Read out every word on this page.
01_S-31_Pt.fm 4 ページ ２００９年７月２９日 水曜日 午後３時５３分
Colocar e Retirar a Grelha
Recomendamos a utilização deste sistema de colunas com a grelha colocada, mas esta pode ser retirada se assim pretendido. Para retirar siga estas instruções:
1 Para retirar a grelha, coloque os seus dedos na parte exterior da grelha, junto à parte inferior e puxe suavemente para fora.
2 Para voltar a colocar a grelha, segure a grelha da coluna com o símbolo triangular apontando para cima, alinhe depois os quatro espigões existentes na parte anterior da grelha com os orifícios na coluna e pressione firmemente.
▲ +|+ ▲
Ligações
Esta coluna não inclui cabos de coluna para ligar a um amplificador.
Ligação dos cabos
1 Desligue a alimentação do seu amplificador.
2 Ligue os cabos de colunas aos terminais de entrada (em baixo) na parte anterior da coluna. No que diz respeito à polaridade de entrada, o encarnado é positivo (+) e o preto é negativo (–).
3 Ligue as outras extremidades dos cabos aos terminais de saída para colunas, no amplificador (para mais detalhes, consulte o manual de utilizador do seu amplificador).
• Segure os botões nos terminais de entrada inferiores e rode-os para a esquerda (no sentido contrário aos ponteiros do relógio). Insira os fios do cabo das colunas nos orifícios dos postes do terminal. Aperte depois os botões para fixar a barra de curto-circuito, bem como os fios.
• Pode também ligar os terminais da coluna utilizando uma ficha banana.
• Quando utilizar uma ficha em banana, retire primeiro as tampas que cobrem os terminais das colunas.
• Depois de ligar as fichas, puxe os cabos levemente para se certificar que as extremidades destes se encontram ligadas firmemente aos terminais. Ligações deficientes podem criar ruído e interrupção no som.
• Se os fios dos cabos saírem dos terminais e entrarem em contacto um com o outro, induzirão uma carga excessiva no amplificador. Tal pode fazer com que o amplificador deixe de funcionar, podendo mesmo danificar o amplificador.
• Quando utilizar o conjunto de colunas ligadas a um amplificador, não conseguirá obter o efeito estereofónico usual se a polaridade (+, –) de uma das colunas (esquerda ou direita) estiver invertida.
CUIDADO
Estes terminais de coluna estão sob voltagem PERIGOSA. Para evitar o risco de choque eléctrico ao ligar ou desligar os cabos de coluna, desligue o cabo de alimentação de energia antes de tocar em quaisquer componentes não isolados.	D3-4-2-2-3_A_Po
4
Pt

◆ ◆ ◆

All of the entries above should be written out again exactly.

## The response
Read out every word on this page.
01_S-31_Pt.fm 4 ページ ２００９年７月２９日 水曜日 午後３時５３分
Colocar e Retirar a Grelha
Recomendamos a utilização deste sistema de colunas com a grelha colocada, mas esta pode ser retirada se assim pretendido. Para retirar siga estas instruções:
1 Para retirar a grelha, coloque os seus dedos na parte exterior da grelha, junto à parte inferior e puxe suavemente para fora.
2 Para voltar a colocar a grelha, segure a grelha da coluna com o símbolo triangular apontando para cima, alinhe depois os quatro espigões existentes na parte anterior da grelha com os orifícios na coluna e pressione firmemente.
▲ +|+ ▲
Ligações
Esta coluna não inclui cabos de coluna para ligar a um amplificador.
Ligação dos cabos
1 Desligue a alimentação do seu amplificador.
2 Ligue os cabos de colunas aos terminais de entrada (em baixo) na parte anterior da coluna. No que diz respeito à polaridade de entrada, o encarnado é positivo (+) e o preto é negativo (–).
3 Ligue as outras extremidades dos cabos aos terminais de saída para colunas, no amplificador (para mais detalhes, consulte o manual de utilizador do seu amplificador).
• Segure os botões nos terminais de entrada inferiores e rode-os para a esquerda (no sentido contrário aos ponteiros do relógio). Insira os fios do cabo das colunas nos orifícios dos postes do terminal. Aperte depois os botões para fixar a barra de curto-circuito, bem como os fios.
• Pode também ligar os terminais da coluna utilizando uma ficha banana.
• Quando utilizar uma ficha em banana, retire primeiro as tampas que cobrem os terminais das colunas.
• Depois de ligar as fichas, puxe os cabos levemente para se certificar que as extremidades destes se encontram ligadas firmemente aos terminais. Ligações deficientes podem criar ruído e interrupção no som.
• Se os fios dos cabos saírem dos terminais e entrarem em contacto um com o outro, induzirão uma carga excessiva no amplificador. Tal pode fazer com que o amplificador deixe de funcionar, podendo mesmo danificar o amplificador.
• Quando utilizar o conjunto de colunas ligadas a um amplificador, não conseguirá obter o efeito estereofónico usual se a polaridade (+, –) de uma das colunas (esquerda ou direita) estiver invertida.
CUIDADO
Estes terminais de coluna estão sob voltagem PERIGOSA. Para evitar o risco de choque eléctrico ao ligar ou desligar os cabos de coluna, desligue o cabo de alimentação de energia antes de tocar em quaisquer componentes não isolados.	D3-4-2-2-3_A_Po
4
Pt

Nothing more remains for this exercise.